:: Given instruction ::
Reproduce the data in its entirety, exactly as supplied.

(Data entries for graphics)
-*-*-
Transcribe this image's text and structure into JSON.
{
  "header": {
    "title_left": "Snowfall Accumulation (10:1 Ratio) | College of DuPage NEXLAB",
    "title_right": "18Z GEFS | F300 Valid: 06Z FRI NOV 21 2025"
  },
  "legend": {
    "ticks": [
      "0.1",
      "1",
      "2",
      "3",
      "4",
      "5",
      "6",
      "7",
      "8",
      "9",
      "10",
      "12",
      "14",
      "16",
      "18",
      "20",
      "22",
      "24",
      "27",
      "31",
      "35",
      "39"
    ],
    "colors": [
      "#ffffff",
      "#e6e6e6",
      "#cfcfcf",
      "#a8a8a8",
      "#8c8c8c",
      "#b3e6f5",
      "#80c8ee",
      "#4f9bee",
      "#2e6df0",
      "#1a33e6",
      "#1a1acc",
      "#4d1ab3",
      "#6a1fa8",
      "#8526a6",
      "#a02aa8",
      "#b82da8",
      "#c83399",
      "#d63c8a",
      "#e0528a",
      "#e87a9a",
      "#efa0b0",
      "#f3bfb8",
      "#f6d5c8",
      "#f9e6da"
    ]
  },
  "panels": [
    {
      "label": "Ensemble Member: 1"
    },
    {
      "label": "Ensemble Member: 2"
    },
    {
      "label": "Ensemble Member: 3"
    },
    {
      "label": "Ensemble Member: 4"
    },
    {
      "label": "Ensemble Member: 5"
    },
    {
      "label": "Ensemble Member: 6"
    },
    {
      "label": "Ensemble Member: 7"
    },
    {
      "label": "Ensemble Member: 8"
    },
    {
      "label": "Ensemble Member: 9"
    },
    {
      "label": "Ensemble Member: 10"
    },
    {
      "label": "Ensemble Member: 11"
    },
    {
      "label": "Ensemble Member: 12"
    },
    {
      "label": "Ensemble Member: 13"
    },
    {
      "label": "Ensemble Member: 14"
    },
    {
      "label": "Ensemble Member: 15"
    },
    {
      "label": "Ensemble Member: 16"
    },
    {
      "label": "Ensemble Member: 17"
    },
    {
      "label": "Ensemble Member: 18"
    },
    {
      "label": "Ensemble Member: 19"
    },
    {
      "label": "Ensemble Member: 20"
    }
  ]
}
-*-*-
:: Answer to the problem ::
Transcribe this image's text and structure into JSON.
{
  "header": {
    "title_left": "Snowfall Accumulation (10:1 Ratio) | College of DuPage NEXLAB",
    "title_right": "18Z GEFS | F300 Valid: 06Z FRI NOV 21 2025"
  },
  "legend": {
    "ticks": [
      "0.1",
      "1",
      "2",
      "3",
      "4",
      "5",
      "6",
      "7",
      "8",
      "9",
      "10",
      "12",
      "14",
      "16",
      "18",
      "20",
      "22",
      "24",
      "27",
      "31",
      "35",
      "39"
    ],
    "colors": [
      "#ffffff",
      "#e6e6e6",
      "#cfcfcf",
      "#a8a8a8",
      "#8c8c8c",
      "#b3e6f5",
      "#80c8ee",
      "#4f9bee",
      "#2e6df0",
      "#1a33e6",
      "#1a1acc",
      "#4d1ab3",
      "#6a1fa8",
      "#8526a6",
      "#a02aa8",
      "#b82da8",
      "#c83399",
      "#d63c8a",
      "#e0528a",
      "#e87a9a",
      "#efa0b0",
      "#f3bfb8",
      "#f6d5c8",
      "#f9e6da"
    ]
  },
  "panels": [
    {
      "label": "Ensemble Member: 1"
    },
    {
      "label": "Ensemble Member: 2"
    },
    {
      "label": "Ensemble Member: 3"
    },
    {
      "label": "Ensemble Member: 4"
    },
    {
      "label": "Ensemble Member: 5"
    },
    {
      "label": "Ensemble Member: 6"
    },
    {
      "label": "Ensemble Member: 7"
    },
    {
      "label": "Ensemble Member: 8"
    },
    {
      "label": "Ensemble Member: 9"
    },
    {
      "label": "Ensemble Member: 10"
    },
    {
      "label": "Ensemble Member: 11"
    },
    {
      "label": "Ensemble Member: 12"
    },
    {
      "label": "Ensemble Member: 13"
    },
    {
      "label": "Ensemble Member: 14"
    },
    {
      "label": "Ensemble Member: 15"
    },
    {
      "label": "Ensemble Member: 16"
    },
    {
      "label": "Ensemble Member: 17"
    },
    {
      "label": "Ensemble Member: 18"
    },
    {
      "label": "Ensemble Member: 19"
    },
    {
      "label": "Ensemble Member: 20"
    }
  ]
}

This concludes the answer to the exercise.